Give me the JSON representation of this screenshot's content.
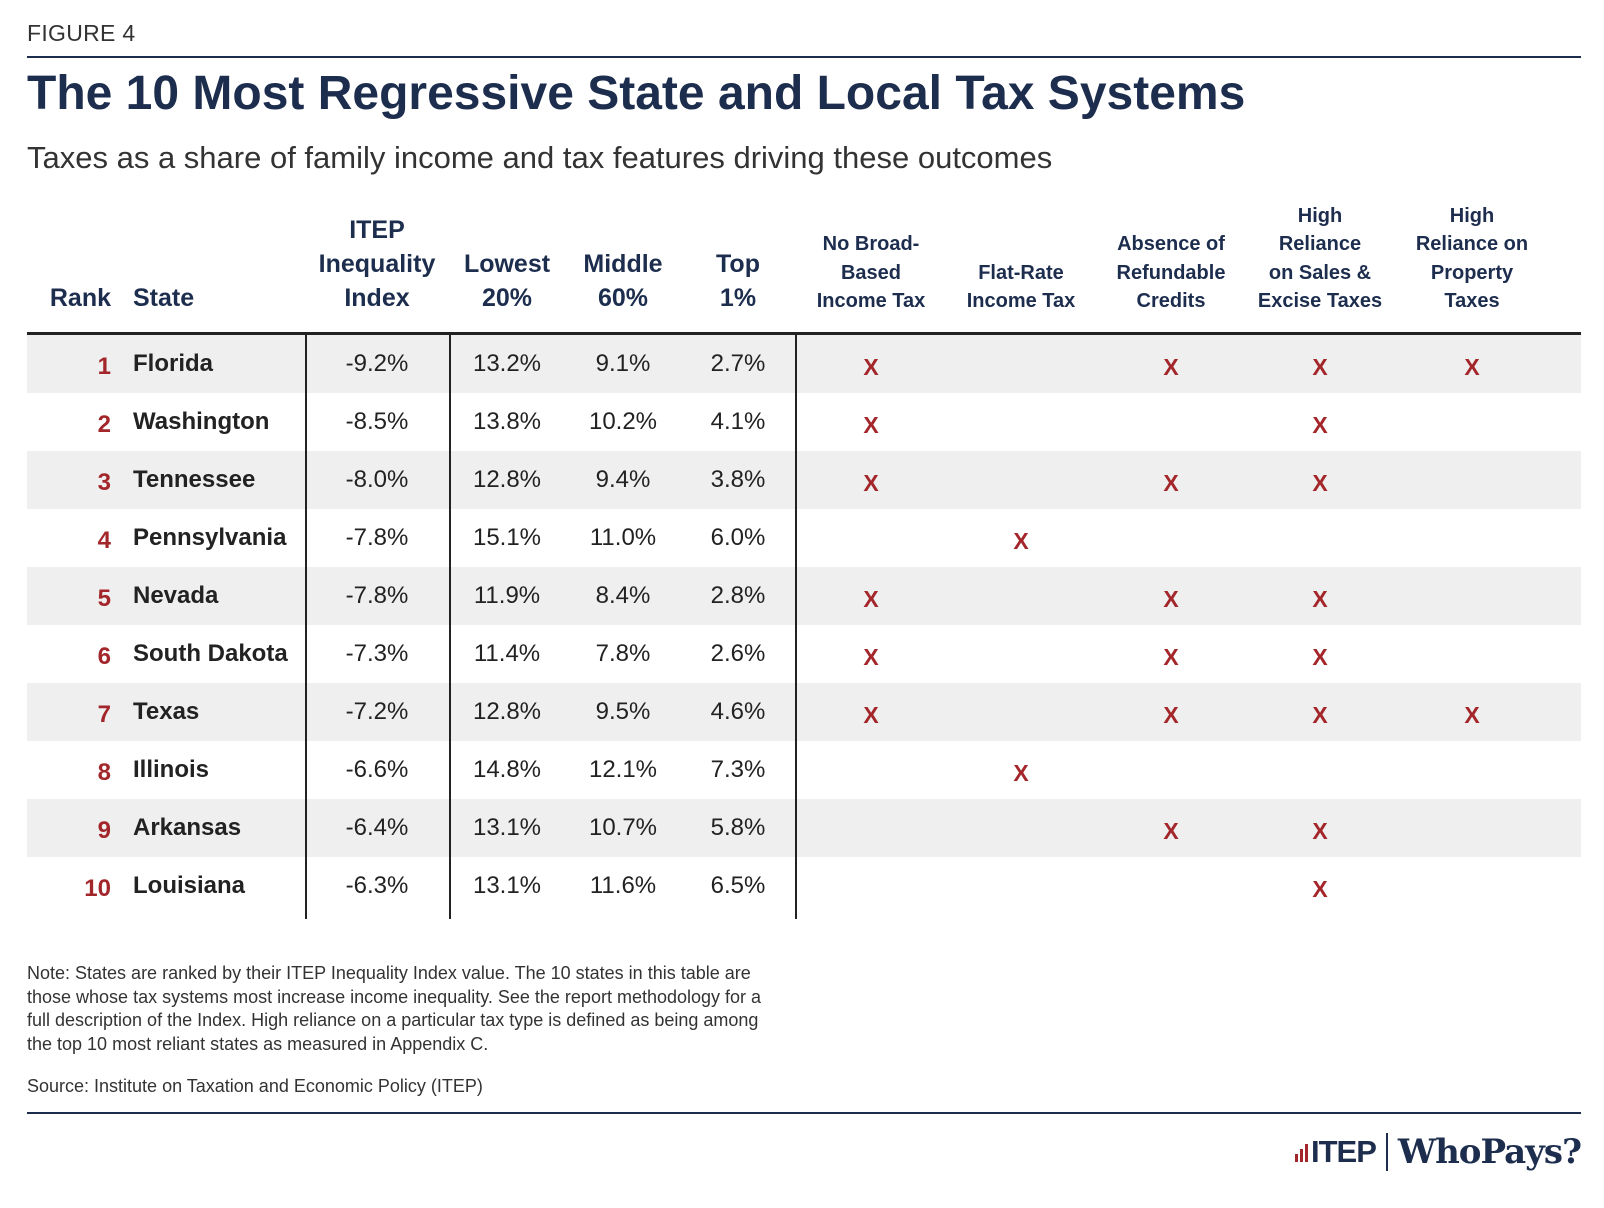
{
  "figure_label": "FIGURE 4",
  "title": "The 10 Most Regressive State and Local Tax Systems",
  "subtitle": "Taxes as a share of family income and tax features driving these outcomes",
  "columns": [
    {
      "key": "rank",
      "lines": [
        "Rank"
      ]
    },
    {
      "key": "state",
      "lines": [
        "State"
      ]
    },
    {
      "key": "index",
      "lines": [
        "ITEP",
        "Inequality",
        "Index"
      ]
    },
    {
      "key": "lowest",
      "lines": [
        "Lowest",
        "20%"
      ]
    },
    {
      "key": "middle",
      "lines": [
        "Middle",
        "60%"
      ]
    },
    {
      "key": "top",
      "lines": [
        "Top",
        "1%"
      ]
    },
    {
      "key": "f1",
      "lines": [
        "No Broad-",
        "Based",
        "Income Tax"
      ]
    },
    {
      "key": "f2",
      "lines": [
        "Flat-Rate",
        "Income Tax"
      ]
    },
    {
      "key": "f3",
      "lines": [
        "Absence of",
        "Refundable",
        "Credits"
      ]
    },
    {
      "key": "f4",
      "lines": [
        "High",
        "Reliance",
        "on Sales &",
        "Excise Taxes"
      ]
    },
    {
      "key": "f5",
      "lines": [
        "High",
        "Reliance on",
        "Property",
        "Taxes"
      ]
    }
  ],
  "mark_symbol": "X",
  "colors": {
    "navy": "#1d2d4e",
    "accent": "#a3262b",
    "row_shade": "#efefef"
  },
  "chart_data": {
    "type": "table",
    "rows": [
      {
        "rank": "1",
        "state": "Florida",
        "index": "-9.2%",
        "lowest": "13.2%",
        "middle": "9.1%",
        "top": "2.7%",
        "features": [
          true,
          false,
          true,
          true,
          true
        ]
      },
      {
        "rank": "2",
        "state": "Washington",
        "index": "-8.5%",
        "lowest": "13.8%",
        "middle": "10.2%",
        "top": "4.1%",
        "features": [
          true,
          false,
          false,
          true,
          false
        ]
      },
      {
        "rank": "3",
        "state": "Tennessee",
        "index": "-8.0%",
        "lowest": "12.8%",
        "middle": "9.4%",
        "top": "3.8%",
        "features": [
          true,
          false,
          true,
          true,
          false
        ]
      },
      {
        "rank": "4",
        "state": "Pennsylvania",
        "index": "-7.8%",
        "lowest": "15.1%",
        "middle": "11.0%",
        "top": "6.0%",
        "features": [
          false,
          true,
          false,
          false,
          false
        ]
      },
      {
        "rank": "5",
        "state": "Nevada",
        "index": "-7.8%",
        "lowest": "11.9%",
        "middle": "8.4%",
        "top": "2.8%",
        "features": [
          true,
          false,
          true,
          true,
          false
        ]
      },
      {
        "rank": "6",
        "state": "South Dakota",
        "index": "-7.3%",
        "lowest": "11.4%",
        "middle": "7.8%",
        "top": "2.6%",
        "features": [
          true,
          false,
          true,
          true,
          false
        ]
      },
      {
        "rank": "7",
        "state": "Texas",
        "index": "-7.2%",
        "lowest": "12.8%",
        "middle": "9.5%",
        "top": "4.6%",
        "features": [
          true,
          false,
          true,
          true,
          true
        ]
      },
      {
        "rank": "8",
        "state": "Illinois",
        "index": "-6.6%",
        "lowest": "14.8%",
        "middle": "12.1%",
        "top": "7.3%",
        "features": [
          false,
          true,
          false,
          false,
          false
        ]
      },
      {
        "rank": "9",
        "state": "Arkansas",
        "index": "-6.4%",
        "lowest": "13.1%",
        "middle": "10.7%",
        "top": "5.8%",
        "features": [
          false,
          false,
          true,
          true,
          false
        ]
      },
      {
        "rank": "10",
        "state": "Louisiana",
        "index": "-6.3%",
        "lowest": "13.1%",
        "middle": "11.6%",
        "top": "6.5%",
        "features": [
          false,
          false,
          false,
          true,
          false
        ]
      }
    ]
  },
  "note": "Note: States are ranked by their ITEP Inequality Index value. The 10 states in this table are those whose tax systems most increase income inequality. See the report methodology for a full description of the Index. High reliance on a particular tax type is defined as being among the top 10 most reliant states as measured in Appendix C.",
  "source": "Source: Institute on Taxation and Economic Policy (ITEP)",
  "logo": {
    "itep": "ITEP",
    "whopays": "WhoPays?"
  }
}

+++

Problem to solve: Lines from the records above that hold "Inequality" are the ones to list.

Completed task:
        "Inequality",
  "note": "Note: States are ranked by their ITEP Inequality Index value. The 10 states in this table are those whose tax systems most increase income inequality. See the report methodology for a full description of the Index. High reliance on a particular tax type is defined as being among the top 10 most reliant states as measured in Appendix C.",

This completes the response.